## ENTRIES
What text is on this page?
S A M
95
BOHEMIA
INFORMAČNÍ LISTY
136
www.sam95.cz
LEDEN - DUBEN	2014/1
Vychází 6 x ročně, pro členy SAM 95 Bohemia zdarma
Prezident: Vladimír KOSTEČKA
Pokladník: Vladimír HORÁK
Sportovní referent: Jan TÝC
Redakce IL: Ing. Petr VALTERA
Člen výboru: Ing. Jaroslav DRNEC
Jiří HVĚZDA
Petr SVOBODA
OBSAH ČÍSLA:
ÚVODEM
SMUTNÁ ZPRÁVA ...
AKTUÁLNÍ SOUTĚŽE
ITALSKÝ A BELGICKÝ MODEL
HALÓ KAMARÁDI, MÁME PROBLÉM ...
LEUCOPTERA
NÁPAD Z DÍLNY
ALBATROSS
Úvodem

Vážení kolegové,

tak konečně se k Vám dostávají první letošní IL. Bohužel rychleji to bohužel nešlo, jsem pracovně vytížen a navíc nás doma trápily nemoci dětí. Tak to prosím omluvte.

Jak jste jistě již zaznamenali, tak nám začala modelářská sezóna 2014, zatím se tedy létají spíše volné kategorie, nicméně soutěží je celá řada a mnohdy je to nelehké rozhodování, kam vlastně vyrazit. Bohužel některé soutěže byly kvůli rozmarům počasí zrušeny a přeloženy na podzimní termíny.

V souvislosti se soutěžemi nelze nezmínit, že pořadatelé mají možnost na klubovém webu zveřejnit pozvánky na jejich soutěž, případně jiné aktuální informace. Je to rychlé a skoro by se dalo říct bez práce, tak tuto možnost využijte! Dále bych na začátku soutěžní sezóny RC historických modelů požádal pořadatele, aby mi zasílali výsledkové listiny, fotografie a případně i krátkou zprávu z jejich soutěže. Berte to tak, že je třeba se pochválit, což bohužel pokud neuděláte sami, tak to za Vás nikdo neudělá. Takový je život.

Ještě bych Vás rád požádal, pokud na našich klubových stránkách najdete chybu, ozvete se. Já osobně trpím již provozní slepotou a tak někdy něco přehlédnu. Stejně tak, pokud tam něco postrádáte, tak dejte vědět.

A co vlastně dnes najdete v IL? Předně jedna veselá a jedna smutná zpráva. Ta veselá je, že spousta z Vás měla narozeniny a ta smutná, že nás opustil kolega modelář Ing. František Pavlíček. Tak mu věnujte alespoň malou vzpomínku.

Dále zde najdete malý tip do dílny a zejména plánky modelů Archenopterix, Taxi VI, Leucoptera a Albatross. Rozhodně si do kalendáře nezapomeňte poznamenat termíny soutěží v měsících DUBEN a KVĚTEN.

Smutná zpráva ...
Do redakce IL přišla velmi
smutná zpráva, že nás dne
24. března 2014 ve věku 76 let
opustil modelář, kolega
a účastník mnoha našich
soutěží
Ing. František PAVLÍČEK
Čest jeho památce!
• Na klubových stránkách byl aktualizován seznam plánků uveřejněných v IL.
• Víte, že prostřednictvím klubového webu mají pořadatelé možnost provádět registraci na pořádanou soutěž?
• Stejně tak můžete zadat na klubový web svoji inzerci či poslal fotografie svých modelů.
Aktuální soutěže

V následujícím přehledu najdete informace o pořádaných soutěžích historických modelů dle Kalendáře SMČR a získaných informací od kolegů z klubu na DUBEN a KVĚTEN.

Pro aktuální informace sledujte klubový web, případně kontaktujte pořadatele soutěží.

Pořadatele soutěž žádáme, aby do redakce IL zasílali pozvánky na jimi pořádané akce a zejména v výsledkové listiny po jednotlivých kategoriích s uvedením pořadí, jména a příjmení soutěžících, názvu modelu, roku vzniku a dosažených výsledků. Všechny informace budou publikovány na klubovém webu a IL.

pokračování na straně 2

--

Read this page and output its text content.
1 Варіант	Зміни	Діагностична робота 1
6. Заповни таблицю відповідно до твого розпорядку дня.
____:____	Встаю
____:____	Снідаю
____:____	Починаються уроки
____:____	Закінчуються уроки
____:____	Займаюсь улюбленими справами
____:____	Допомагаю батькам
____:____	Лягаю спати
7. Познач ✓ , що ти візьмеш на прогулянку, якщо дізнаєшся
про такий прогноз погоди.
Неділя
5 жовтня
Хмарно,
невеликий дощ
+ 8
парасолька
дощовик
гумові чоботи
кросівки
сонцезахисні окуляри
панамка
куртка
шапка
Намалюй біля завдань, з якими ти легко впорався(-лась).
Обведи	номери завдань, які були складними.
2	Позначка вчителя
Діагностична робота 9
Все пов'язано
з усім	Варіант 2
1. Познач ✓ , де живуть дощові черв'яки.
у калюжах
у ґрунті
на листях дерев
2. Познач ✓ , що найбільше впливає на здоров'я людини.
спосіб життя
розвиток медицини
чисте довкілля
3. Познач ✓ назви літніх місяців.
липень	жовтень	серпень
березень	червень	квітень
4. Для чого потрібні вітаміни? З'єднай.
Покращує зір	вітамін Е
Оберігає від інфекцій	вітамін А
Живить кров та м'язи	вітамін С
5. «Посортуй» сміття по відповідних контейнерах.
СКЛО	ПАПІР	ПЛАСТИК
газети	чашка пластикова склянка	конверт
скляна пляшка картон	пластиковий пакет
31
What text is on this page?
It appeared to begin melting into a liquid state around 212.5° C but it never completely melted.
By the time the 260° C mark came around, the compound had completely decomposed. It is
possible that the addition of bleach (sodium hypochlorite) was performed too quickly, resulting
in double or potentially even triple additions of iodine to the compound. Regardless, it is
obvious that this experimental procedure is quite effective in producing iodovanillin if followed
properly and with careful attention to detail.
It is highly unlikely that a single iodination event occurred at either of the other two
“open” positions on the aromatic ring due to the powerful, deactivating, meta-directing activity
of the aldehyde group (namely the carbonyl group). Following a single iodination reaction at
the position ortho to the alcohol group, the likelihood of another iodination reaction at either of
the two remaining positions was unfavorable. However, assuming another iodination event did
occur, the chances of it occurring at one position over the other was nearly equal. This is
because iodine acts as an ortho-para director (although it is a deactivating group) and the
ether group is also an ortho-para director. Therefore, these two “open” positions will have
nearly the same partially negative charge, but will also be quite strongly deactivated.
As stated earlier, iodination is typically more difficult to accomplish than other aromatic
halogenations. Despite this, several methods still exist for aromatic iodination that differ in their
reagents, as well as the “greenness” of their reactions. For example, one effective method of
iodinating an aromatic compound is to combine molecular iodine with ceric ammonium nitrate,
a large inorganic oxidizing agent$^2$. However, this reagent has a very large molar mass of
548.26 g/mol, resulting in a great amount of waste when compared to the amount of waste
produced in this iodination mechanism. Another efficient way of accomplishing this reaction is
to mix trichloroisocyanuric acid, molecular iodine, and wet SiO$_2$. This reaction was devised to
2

## EXERCISE PROMPT
Pick out each line above that includes "either" and show it.

## TASK SOLUTION
It is highly unlikely that a single iodination event occurred at either of the other two
the position ortho to the alcohol group, the likelihood of another iodination reaction at either of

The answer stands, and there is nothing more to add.